## STATED GOAL:
From the entries below, copy every line that holds the word "Mitgliederliste".

## DATA ROWS:
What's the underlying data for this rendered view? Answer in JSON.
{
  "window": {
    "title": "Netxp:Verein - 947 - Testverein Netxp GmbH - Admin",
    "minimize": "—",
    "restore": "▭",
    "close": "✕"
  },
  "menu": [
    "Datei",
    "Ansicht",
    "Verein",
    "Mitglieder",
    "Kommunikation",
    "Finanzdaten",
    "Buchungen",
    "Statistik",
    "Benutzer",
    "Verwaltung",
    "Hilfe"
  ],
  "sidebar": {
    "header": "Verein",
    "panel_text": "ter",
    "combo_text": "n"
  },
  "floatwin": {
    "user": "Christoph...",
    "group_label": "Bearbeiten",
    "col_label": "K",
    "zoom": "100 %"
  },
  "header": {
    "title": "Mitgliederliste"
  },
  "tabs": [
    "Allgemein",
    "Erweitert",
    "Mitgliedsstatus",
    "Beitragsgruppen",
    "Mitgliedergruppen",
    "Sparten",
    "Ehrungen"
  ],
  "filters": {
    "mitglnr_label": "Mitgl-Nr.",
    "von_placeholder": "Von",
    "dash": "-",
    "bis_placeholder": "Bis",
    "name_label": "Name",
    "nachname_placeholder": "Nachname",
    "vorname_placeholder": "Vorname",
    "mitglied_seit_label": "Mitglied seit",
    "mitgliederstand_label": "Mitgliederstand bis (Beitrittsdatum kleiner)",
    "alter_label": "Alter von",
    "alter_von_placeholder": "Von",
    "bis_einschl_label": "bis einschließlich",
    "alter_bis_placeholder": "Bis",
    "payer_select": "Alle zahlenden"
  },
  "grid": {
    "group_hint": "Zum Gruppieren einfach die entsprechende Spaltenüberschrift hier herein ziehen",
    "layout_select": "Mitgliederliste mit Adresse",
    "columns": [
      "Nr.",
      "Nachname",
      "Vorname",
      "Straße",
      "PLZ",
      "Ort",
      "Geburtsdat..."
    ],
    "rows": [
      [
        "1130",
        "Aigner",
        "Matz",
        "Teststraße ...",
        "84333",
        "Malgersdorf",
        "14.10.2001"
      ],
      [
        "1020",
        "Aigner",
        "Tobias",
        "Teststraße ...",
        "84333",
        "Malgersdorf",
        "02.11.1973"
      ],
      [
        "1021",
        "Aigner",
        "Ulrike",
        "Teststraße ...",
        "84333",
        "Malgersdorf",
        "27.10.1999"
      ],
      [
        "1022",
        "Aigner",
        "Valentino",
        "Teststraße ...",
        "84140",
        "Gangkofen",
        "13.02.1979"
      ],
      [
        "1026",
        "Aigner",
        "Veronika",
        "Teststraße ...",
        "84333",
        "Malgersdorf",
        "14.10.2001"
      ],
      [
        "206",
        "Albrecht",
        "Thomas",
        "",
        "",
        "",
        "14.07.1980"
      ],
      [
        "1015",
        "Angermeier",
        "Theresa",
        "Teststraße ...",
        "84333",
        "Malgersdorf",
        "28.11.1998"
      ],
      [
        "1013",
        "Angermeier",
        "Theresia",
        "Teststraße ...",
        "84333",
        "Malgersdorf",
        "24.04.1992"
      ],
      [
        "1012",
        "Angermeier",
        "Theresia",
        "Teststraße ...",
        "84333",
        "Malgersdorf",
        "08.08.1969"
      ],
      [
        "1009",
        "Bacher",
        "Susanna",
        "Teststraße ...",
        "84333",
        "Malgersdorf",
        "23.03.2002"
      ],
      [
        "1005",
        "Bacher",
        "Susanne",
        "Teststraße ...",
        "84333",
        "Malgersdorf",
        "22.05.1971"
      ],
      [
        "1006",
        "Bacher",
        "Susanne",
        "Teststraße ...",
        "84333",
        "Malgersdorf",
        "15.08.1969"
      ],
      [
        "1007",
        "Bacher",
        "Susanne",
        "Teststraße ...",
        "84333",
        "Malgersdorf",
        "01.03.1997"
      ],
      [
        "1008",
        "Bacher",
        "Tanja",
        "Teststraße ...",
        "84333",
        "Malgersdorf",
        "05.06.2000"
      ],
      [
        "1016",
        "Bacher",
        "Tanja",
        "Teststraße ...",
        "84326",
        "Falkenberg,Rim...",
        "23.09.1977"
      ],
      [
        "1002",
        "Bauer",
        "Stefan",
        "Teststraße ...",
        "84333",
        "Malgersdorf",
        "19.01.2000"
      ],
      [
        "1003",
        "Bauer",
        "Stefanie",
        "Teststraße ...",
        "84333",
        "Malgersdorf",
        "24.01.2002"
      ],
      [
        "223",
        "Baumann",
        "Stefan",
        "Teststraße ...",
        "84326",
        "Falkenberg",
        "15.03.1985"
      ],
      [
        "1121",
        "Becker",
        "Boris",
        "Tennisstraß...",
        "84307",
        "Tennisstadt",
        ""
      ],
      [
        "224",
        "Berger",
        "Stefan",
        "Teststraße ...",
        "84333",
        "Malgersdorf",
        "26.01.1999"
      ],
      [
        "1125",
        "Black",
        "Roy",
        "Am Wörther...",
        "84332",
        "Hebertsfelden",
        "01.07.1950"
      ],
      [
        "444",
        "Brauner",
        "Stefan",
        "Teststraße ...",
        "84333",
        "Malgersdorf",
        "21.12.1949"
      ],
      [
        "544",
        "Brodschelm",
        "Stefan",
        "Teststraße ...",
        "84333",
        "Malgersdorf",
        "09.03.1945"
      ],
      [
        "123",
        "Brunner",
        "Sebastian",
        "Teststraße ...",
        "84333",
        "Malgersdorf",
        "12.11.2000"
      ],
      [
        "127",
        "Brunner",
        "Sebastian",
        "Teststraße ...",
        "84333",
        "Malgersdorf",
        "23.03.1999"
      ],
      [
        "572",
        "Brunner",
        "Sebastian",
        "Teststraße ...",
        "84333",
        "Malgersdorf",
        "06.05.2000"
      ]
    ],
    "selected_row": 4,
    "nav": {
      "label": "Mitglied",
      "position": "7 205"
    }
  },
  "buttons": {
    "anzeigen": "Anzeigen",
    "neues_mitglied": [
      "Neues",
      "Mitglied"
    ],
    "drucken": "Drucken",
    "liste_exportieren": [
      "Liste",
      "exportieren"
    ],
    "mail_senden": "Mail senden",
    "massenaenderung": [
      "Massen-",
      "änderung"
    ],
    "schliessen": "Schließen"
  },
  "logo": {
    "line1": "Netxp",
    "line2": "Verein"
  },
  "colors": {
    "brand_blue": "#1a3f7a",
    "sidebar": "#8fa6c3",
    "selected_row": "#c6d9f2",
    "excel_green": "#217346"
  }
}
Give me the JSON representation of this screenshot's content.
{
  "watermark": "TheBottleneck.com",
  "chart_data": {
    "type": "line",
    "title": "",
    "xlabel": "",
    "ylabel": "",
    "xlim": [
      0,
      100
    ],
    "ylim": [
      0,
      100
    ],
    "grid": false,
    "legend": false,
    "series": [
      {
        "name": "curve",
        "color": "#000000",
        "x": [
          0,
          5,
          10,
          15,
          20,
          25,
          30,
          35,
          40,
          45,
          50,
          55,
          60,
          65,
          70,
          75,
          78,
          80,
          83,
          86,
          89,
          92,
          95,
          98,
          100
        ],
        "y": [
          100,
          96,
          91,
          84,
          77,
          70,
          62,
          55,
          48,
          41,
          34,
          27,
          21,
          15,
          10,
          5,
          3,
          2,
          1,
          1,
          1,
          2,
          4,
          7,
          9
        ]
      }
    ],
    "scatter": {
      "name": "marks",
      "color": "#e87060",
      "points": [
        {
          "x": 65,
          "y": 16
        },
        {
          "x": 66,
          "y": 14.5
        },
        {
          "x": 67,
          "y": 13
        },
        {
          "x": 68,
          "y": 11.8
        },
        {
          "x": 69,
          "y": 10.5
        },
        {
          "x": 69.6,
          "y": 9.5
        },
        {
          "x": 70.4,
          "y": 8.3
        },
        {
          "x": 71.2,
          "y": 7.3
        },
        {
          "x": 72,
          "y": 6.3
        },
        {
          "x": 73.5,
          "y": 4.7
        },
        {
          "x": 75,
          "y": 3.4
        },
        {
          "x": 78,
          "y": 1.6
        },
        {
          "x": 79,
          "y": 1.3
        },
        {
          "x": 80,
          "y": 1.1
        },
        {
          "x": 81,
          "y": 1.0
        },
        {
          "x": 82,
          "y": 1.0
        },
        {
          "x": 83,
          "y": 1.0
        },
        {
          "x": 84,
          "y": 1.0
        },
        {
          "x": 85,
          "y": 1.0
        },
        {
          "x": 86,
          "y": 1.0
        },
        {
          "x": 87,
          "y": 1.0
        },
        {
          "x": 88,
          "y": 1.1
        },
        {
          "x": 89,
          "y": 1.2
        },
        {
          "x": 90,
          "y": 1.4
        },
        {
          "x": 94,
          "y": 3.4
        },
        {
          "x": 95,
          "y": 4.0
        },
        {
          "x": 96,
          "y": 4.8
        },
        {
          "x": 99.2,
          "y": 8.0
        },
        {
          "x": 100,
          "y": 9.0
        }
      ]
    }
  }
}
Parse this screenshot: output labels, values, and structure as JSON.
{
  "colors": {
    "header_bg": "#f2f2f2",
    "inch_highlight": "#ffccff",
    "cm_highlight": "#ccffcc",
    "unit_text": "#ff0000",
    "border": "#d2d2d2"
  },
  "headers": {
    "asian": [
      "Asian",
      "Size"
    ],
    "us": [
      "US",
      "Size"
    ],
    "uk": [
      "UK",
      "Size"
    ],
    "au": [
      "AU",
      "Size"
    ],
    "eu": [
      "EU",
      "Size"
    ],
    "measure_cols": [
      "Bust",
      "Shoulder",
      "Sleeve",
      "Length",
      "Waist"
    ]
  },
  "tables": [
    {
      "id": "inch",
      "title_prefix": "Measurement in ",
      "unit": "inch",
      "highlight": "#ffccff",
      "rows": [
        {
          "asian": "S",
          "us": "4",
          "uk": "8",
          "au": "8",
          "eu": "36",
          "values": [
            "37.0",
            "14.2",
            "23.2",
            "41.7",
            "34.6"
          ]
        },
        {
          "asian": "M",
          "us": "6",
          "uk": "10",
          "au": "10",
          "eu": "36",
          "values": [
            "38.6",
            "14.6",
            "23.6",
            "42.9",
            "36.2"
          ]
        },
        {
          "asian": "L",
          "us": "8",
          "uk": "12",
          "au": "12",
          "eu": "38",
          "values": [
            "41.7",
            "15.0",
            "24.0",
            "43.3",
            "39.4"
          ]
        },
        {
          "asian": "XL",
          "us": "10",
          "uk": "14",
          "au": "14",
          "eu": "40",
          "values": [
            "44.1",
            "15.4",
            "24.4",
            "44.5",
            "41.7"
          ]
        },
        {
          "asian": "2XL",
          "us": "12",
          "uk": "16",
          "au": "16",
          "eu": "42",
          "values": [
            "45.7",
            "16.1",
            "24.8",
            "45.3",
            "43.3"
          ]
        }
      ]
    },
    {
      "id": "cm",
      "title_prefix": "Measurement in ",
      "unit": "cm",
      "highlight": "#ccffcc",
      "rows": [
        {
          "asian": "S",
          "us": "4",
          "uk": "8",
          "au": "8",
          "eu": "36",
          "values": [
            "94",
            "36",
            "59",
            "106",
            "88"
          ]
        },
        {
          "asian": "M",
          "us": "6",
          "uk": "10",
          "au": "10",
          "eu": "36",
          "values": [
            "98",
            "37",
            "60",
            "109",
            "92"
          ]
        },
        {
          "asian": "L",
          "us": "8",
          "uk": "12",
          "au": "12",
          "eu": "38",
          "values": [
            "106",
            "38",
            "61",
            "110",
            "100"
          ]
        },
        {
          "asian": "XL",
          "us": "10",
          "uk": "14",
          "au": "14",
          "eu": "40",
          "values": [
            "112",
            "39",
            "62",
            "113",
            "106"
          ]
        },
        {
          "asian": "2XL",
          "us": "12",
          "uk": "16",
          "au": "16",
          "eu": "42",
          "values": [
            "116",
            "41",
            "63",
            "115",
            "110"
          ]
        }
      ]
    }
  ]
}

## WRITTEN RESPONSE:
    "title": "Mitgliederliste"
    "layout_select": "Mitgliederliste mit Adresse",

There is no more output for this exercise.